▶ [What is asked] Tally how many lines hold the string "Spring". Your reply should be that number alone.

▶ [Dataset excerpts]
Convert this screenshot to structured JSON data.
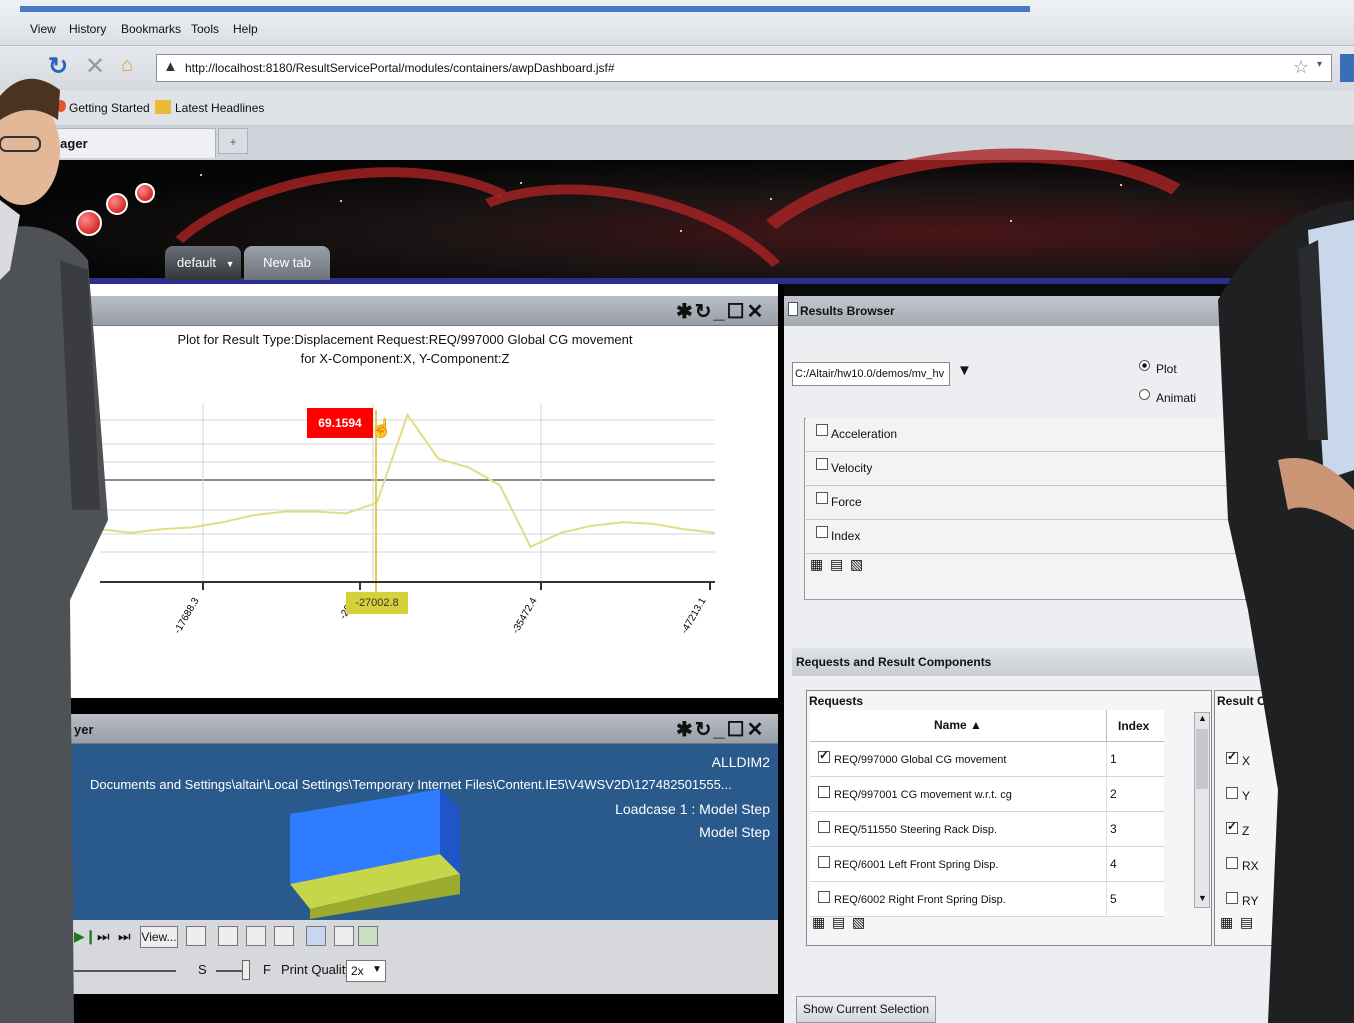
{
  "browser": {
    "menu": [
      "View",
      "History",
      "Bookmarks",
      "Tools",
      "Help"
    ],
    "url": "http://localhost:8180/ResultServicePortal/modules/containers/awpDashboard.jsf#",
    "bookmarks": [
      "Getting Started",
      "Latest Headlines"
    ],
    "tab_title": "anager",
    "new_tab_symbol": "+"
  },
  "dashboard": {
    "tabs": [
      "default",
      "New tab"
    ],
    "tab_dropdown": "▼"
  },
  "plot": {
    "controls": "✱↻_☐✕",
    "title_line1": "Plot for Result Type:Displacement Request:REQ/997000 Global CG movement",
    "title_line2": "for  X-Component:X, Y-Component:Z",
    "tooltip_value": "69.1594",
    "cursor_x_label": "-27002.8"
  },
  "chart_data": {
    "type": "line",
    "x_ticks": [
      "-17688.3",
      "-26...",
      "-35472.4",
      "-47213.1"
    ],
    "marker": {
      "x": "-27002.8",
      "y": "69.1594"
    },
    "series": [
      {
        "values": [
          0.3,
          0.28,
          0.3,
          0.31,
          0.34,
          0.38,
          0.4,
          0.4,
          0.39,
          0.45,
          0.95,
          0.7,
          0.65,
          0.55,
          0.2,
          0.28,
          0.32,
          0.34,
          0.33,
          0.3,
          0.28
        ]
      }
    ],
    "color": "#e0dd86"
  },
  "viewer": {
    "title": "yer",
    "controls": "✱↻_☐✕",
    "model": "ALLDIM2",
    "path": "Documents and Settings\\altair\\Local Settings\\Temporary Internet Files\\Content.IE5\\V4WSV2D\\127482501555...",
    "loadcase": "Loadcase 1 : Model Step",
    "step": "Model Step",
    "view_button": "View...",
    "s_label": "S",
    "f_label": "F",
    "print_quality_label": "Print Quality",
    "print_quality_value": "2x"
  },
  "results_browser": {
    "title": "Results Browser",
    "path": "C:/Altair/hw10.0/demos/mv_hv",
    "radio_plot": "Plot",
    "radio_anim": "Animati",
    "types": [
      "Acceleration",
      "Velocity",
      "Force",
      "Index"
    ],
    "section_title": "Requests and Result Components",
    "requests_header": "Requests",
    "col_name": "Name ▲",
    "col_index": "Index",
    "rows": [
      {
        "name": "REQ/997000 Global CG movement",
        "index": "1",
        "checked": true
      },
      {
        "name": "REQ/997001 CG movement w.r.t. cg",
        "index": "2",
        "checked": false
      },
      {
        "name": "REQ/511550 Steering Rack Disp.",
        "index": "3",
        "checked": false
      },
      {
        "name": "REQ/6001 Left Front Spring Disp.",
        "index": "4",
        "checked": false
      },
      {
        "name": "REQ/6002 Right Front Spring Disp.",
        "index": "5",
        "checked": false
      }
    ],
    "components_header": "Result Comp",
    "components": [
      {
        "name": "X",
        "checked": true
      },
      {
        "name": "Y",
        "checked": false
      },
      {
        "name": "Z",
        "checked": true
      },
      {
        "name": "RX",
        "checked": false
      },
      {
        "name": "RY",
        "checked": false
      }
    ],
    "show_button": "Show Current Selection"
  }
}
==
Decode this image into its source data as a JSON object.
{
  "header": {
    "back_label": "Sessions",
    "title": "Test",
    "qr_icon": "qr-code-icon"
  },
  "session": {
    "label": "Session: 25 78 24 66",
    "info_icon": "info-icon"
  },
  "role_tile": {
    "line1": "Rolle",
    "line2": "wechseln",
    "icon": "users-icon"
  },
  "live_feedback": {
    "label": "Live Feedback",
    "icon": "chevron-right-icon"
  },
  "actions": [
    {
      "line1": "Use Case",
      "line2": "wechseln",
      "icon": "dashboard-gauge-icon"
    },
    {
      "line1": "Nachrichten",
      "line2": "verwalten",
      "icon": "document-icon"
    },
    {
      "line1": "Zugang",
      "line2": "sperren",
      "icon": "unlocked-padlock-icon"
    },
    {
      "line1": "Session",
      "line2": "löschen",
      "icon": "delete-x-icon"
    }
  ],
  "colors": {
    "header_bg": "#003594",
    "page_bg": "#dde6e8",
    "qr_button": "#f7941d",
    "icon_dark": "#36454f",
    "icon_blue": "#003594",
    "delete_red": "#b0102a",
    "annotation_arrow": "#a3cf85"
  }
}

▶ [Complete answer] 2